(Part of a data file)
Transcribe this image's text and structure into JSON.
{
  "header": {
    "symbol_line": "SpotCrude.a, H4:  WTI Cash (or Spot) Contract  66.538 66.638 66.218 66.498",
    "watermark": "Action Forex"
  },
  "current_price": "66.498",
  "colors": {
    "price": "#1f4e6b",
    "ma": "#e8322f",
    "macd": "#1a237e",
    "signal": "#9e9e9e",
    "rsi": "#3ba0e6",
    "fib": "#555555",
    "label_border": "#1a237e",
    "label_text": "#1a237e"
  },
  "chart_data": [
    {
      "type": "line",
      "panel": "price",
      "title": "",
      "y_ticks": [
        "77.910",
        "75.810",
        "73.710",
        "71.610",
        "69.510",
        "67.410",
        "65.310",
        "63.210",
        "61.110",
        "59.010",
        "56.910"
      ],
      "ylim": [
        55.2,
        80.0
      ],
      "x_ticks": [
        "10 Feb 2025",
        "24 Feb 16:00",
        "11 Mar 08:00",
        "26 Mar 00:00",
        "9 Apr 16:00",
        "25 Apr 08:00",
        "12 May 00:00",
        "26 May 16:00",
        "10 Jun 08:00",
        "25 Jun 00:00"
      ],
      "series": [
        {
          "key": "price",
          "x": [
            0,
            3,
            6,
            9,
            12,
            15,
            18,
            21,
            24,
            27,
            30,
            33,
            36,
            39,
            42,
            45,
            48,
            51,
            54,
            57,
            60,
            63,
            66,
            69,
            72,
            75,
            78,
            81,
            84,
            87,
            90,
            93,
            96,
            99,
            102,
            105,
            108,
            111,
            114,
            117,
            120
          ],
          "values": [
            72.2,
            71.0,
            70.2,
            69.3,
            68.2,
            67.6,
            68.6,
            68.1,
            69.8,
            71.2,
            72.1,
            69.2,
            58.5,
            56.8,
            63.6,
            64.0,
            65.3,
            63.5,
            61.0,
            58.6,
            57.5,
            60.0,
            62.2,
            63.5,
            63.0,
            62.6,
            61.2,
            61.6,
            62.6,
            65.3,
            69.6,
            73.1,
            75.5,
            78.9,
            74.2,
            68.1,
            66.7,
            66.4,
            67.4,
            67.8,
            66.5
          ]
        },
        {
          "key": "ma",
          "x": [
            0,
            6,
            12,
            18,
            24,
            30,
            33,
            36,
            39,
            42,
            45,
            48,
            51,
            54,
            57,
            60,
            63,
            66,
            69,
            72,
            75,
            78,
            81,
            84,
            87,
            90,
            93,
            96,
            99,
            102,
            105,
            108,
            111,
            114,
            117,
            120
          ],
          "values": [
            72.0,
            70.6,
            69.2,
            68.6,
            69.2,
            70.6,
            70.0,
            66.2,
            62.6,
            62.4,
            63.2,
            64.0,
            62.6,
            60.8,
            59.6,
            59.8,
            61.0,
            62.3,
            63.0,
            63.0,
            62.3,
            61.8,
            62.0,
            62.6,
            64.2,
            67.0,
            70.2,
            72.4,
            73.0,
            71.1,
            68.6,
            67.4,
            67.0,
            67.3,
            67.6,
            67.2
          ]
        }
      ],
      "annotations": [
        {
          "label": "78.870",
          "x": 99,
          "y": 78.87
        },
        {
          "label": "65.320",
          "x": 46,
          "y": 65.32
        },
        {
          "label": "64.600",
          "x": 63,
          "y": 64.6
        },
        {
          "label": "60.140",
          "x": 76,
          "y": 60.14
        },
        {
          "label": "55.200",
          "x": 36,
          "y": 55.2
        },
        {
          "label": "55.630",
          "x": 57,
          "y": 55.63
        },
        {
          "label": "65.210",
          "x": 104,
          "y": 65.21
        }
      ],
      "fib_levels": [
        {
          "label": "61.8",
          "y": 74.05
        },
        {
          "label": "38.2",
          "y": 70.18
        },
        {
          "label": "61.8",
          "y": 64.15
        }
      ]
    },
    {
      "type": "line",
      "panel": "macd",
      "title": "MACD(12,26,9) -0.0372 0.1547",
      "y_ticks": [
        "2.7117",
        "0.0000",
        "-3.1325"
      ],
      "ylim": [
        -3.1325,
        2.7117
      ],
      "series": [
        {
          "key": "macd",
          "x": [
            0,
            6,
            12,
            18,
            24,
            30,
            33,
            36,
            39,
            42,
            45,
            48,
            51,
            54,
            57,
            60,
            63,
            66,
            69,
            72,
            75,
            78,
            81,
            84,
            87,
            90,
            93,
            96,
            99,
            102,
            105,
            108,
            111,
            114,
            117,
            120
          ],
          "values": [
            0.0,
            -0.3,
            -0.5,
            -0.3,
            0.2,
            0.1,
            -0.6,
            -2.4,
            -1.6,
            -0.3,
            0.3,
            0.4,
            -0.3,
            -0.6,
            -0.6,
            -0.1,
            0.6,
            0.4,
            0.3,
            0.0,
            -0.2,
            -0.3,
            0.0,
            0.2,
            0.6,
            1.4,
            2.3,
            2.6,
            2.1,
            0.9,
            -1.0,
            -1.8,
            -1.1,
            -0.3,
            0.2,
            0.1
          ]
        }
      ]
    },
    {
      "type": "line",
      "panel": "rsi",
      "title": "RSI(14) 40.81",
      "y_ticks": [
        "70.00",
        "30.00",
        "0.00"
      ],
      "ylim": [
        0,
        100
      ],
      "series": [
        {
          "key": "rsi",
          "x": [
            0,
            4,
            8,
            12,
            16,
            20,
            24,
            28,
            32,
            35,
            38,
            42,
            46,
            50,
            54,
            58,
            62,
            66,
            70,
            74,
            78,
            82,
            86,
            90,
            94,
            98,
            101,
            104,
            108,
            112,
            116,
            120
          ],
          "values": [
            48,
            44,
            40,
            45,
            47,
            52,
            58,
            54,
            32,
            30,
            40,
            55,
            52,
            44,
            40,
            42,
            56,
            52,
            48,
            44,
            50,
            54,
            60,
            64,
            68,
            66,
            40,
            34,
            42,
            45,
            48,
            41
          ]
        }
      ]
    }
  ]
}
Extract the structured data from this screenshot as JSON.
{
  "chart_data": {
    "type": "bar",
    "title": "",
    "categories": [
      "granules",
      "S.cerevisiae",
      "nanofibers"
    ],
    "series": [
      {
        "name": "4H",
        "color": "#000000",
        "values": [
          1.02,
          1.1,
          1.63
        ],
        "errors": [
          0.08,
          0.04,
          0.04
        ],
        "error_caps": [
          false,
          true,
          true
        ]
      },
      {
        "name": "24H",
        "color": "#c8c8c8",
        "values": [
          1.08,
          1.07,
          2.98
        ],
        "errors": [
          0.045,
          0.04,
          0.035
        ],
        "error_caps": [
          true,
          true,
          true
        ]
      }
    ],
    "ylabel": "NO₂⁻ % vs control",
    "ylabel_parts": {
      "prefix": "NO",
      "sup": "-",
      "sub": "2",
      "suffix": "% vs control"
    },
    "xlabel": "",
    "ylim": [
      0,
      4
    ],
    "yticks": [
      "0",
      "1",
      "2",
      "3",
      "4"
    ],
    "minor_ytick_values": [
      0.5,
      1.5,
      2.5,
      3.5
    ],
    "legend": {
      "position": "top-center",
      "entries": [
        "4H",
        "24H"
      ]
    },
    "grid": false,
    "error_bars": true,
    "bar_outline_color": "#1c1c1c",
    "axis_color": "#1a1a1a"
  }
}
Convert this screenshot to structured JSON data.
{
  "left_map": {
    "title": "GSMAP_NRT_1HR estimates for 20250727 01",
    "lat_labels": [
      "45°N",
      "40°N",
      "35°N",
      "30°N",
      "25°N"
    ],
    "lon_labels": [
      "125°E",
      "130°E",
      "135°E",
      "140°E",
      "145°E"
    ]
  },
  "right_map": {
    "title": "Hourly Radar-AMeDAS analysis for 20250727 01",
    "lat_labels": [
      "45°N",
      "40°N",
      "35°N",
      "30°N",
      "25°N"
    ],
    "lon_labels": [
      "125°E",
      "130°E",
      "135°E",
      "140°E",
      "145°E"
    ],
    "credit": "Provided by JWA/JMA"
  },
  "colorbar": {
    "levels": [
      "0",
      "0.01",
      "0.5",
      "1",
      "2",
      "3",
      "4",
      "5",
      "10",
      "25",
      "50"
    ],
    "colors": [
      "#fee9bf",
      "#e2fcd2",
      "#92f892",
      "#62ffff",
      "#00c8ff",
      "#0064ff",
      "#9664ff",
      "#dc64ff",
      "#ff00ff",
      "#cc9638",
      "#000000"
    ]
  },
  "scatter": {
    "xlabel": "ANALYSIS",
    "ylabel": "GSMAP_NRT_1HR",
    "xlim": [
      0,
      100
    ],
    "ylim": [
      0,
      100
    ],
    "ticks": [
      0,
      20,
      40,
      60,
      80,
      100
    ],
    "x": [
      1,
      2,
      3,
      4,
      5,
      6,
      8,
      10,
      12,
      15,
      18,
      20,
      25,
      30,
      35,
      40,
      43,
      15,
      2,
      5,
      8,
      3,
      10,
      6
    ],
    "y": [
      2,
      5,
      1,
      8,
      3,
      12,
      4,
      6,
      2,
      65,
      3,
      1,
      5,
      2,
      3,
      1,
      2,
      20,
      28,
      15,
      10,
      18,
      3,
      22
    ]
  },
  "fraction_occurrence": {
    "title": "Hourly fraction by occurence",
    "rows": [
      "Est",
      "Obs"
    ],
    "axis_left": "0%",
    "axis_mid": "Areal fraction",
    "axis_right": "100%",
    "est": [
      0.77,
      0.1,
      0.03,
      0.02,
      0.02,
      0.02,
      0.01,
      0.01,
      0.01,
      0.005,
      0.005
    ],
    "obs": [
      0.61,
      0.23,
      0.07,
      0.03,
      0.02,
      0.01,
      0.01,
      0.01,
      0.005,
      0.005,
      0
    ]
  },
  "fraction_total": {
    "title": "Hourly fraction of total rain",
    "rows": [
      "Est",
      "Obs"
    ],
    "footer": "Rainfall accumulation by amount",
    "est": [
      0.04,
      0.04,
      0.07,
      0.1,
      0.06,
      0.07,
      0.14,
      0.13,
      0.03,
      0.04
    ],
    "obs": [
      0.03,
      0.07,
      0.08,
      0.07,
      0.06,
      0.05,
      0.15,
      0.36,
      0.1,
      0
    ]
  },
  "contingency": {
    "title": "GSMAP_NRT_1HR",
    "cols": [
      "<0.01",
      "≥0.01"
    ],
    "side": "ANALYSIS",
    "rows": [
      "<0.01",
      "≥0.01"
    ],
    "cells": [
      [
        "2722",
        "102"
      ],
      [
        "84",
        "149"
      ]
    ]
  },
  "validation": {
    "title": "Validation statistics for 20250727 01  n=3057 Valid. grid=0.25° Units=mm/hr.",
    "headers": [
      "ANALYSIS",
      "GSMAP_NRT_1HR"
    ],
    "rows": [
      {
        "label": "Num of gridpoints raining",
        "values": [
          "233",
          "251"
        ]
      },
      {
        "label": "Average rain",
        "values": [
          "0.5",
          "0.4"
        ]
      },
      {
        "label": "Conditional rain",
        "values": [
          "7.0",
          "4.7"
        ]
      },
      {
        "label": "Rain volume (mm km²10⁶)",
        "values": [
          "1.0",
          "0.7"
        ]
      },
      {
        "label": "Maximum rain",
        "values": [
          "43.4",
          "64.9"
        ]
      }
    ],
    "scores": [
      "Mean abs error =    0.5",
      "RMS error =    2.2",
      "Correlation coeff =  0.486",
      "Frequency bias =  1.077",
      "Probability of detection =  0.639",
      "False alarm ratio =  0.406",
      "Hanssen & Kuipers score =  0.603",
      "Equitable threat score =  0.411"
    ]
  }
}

- WHAT THIS TASK INVOLVES
Copy each line above that contains the word "screenshot".

- THE COMPLETED TASK
Extract the structured data from this screenshot as JSON.
Convert this screenshot to structured JSON data.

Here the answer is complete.